START DATA PROVIDED
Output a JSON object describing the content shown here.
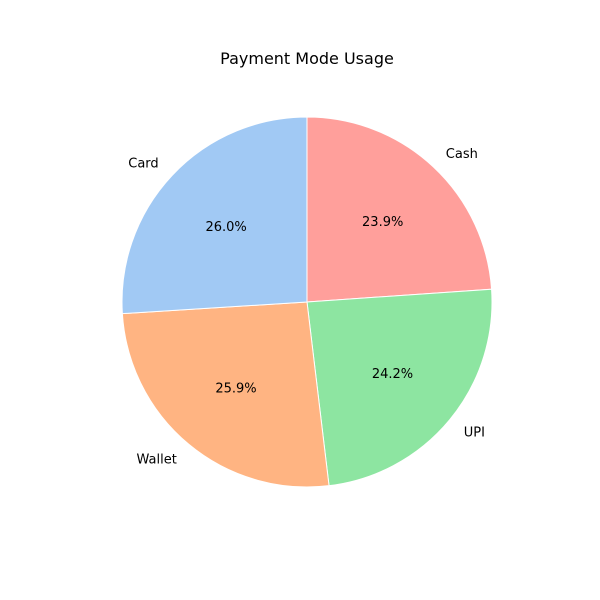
{
  "chart_data": {
    "type": "pie",
    "title": "Payment Mode Usage",
    "categories": [
      "Cash",
      "UPI",
      "Wallet",
      "Card"
    ],
    "values": [
      23.9,
      24.2,
      25.9,
      26.0
    ],
    "percent_labels": [
      "23.9%",
      "24.2%",
      "25.9%",
      "26.0%"
    ],
    "colors": [
      "#ff9f9b",
      "#8de5a1",
      "#ffb482",
      "#a1c9f4"
    ],
    "start_angle_deg": 90,
    "direction": "clockwise",
    "legend": "none"
  }
}
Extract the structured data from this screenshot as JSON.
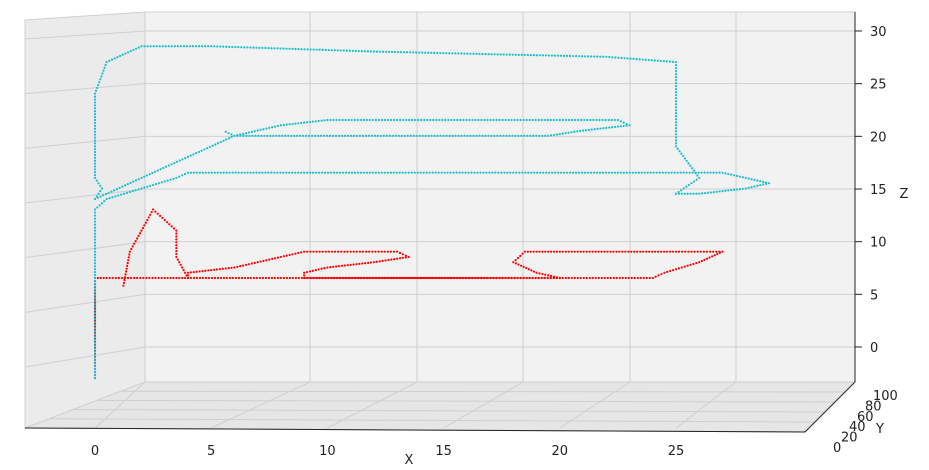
{
  "chart_data": {
    "type": "scatter",
    "projection": "3d",
    "xlabel": "X",
    "ylabel": "Y",
    "zlabel": "Z",
    "xlim": [
      -3,
      30
    ],
    "ylim": [
      0,
      100
    ],
    "zlim": [
      -2,
      32
    ],
    "grid": true,
    "x_ticks": [
      "0",
      "5",
      "10",
      "15",
      "20",
      "25"
    ],
    "y_ticks": [
      "0",
      "20",
      "40",
      "60",
      "80",
      "100"
    ],
    "z_ticks": [
      "0",
      "5",
      "10",
      "15",
      "20",
      "25",
      "30"
    ],
    "colors": {
      "red_series": "#ff0000",
      "cyan_series": "#17becf"
    },
    "series": [
      {
        "color": "red",
        "points": [
          [
            0,
            0,
            -2
          ],
          [
            0,
            0,
            4
          ],
          [
            0,
            0,
            7.5
          ],
          [
            0.5,
            0,
            7.5
          ],
          [
            3,
            0,
            7.5
          ],
          [
            4,
            0,
            7.5
          ],
          [
            4,
            0,
            8
          ],
          [
            6,
            0,
            8.5
          ],
          [
            8,
            0,
            9.5
          ],
          [
            9,
            0,
            10
          ],
          [
            11,
            0,
            10
          ],
          [
            13,
            0,
            10
          ],
          [
            13.5,
            0,
            9.5
          ],
          [
            12,
            0,
            9
          ],
          [
            10,
            0,
            8.5
          ],
          [
            9,
            0,
            8
          ],
          [
            9,
            0,
            7.5
          ],
          [
            14,
            0,
            7.5
          ],
          [
            20,
            0,
            7.5
          ],
          [
            19,
            0,
            8
          ],
          [
            18,
            0,
            9
          ],
          [
            18.5,
            0,
            10
          ],
          [
            20,
            0,
            10
          ],
          [
            25,
            0,
            10
          ],
          [
            27,
            0,
            10
          ],
          [
            26,
            0,
            9
          ],
          [
            24.5,
            0,
            8
          ],
          [
            24,
            0,
            7.5
          ],
          [
            4,
            0,
            7.5
          ],
          [
            3.5,
            0,
            9.5
          ],
          [
            3.5,
            0,
            12
          ],
          [
            2.5,
            0,
            14
          ],
          [
            1.5,
            0,
            10
          ],
          [
            1.2,
            0,
            6.5
          ]
        ]
      },
      {
        "color": "cyan",
        "points": [
          [
            0,
            0,
            -2
          ],
          [
            0,
            0,
            5
          ],
          [
            0,
            0,
            10
          ],
          [
            0,
            0,
            14
          ],
          [
            0.5,
            0,
            15
          ],
          [
            2,
            0,
            16
          ],
          [
            3.5,
            0,
            17
          ],
          [
            4,
            0,
            17.5
          ],
          [
            9,
            0,
            17.5
          ],
          [
            18,
            0,
            17.5
          ],
          [
            27,
            0,
            17.5
          ],
          [
            29,
            0,
            16.5
          ],
          [
            28,
            0,
            16
          ],
          [
            26,
            0,
            15.5
          ],
          [
            25,
            0,
            15.5
          ],
          [
            26,
            0,
            17
          ],
          [
            25,
            0,
            20
          ],
          [
            25,
            0,
            28
          ],
          [
            22,
            0,
            28.5
          ],
          [
            12,
            0,
            29
          ],
          [
            5,
            0,
            29.5
          ],
          [
            2,
            0,
            29.5
          ],
          [
            0.5,
            0,
            28
          ],
          [
            0,
            0,
            25
          ],
          [
            0,
            0,
            20
          ],
          [
            0,
            0,
            17
          ],
          [
            0.3,
            0,
            16
          ],
          [
            0,
            0,
            15
          ],
          [
            6,
            0,
            21
          ],
          [
            8,
            0,
            22
          ],
          [
            10,
            0,
            22.5
          ],
          [
            13,
            0,
            22.5
          ],
          [
            20,
            0,
            22.5
          ],
          [
            22.5,
            0,
            22.5
          ],
          [
            23,
            0,
            22
          ],
          [
            21,
            0,
            21.5
          ],
          [
            19.5,
            0,
            21
          ],
          [
            6,
            0,
            21
          ],
          [
            5.5,
            0,
            21.5
          ]
        ]
      }
    ]
  }
}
END DATA PROVIDED
• _SET EXERCISE_
Extract each line from the listing that holds the word "JSON".

• _EXERCISE ANSWER_
Output a JSON object describing the content shown here.
Extract the structured data from this screenshot as JSON.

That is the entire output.